## Start Stored rows

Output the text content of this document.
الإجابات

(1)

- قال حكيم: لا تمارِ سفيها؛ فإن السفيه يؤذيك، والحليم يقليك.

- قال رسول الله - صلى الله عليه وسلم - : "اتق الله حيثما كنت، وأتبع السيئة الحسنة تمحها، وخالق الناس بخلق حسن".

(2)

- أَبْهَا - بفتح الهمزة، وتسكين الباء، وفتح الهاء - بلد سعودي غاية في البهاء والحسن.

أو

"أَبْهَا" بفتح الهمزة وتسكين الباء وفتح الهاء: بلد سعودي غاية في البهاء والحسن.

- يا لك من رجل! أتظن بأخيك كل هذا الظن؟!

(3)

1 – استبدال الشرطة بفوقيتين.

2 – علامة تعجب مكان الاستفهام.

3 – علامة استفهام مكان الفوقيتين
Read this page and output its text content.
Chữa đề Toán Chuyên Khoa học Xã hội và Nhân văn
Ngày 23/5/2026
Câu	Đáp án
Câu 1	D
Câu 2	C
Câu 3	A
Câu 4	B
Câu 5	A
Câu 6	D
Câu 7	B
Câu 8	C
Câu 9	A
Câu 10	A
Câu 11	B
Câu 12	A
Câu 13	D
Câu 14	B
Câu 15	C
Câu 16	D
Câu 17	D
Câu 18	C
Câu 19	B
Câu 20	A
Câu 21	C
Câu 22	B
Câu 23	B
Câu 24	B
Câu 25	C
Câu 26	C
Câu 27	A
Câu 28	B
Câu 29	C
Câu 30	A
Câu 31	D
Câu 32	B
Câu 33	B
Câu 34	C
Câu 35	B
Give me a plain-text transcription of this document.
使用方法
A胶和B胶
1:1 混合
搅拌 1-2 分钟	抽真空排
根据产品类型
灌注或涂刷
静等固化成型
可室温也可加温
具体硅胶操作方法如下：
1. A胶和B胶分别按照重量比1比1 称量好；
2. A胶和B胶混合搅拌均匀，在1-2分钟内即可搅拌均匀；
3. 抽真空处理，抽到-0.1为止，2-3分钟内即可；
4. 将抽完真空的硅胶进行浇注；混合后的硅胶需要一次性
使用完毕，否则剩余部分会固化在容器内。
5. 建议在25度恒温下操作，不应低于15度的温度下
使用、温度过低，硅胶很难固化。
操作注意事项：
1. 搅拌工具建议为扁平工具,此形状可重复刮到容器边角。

## End Stored rows

Aim of the exercise = Reproduce the entries above in full by retyping them exactly.

Output for this exercise =
Output the text content of this document.
الإجابات

(1)

- قال حكيم: لا تمارِ سفيها؛ فإن السفيه يؤذيك، والحليم يقليك.

- قال رسول الله - صلى الله عليه وسلم - : "اتق الله حيثما كنت، وأتبع السيئة الحسنة تمحها، وخالق الناس بخلق حسن".

(2)

- أَبْهَا - بفتح الهمزة، وتسكين الباء، وفتح الهاء - بلد سعودي غاية في البهاء والحسن.

أو

"أَبْهَا" بفتح الهمزة وتسكين الباء وفتح الهاء: بلد سعودي غاية في البهاء والحسن.

- يا لك من رجل! أتظن بأخيك كل هذا الظن؟!

(3)

1 – استبدال الشرطة بفوقيتين.

2 – علامة تعجب مكان الاستفهام.

3 – علامة استفهام مكان الفوقيتين
Read this page and output its text content.
Chữa đề Toán Chuyên Khoa học Xã hội và Nhân văn
Ngày 23/5/2026
Câu	Đáp án
Câu 1	D
Câu 2	C
Câu 3	A
Câu 4	B
Câu 5	A
Câu 6	D
Câu 7	B
Câu 8	C
Câu 9	A
Câu 10	A
Câu 11	B
Câu 12	A
Câu 13	D
Câu 14	B
Câu 15	C
Câu 16	D
Câu 17	D
Câu 18	C
Câu 19	B
Câu 20	A
Câu 21	C
Câu 22	B
Câu 23	B
Câu 24	B
Câu 25	C
Câu 26	C
Câu 27	A
Câu 28	B
Câu 29	C
Câu 30	A
Câu 31	D
Câu 32	B
Câu 33	B
Câu 34	C
Câu 35	B
Give me a plain-text transcription of this document.
使用方法
A胶和B胶
1:1 混合
搅拌 1-2 分钟	抽真空排
根据产品类型
灌注或涂刷
静等固化成型
可室温也可加温
具体硅胶操作方法如下：
1. A胶和B胶分别按照重量比1比1 称量好；
2. A胶和B胶混合搅拌均匀，在1-2分钟内即可搅拌均匀；
3. 抽真空处理，抽到-0.1为止，2-3分钟内即可；
4. 将抽完真空的硅胶进行浇注；混合后的硅胶需要一次性
使用完毕，否则剩余部分会固化在容器内。
5. 建议在25度恒温下操作，不应低于15度的温度下
使用、温度过低，硅胶很难固化。
操作注意事项：
1. 搅拌工具建议为扁平工具,此形状可重复刮到容器边角。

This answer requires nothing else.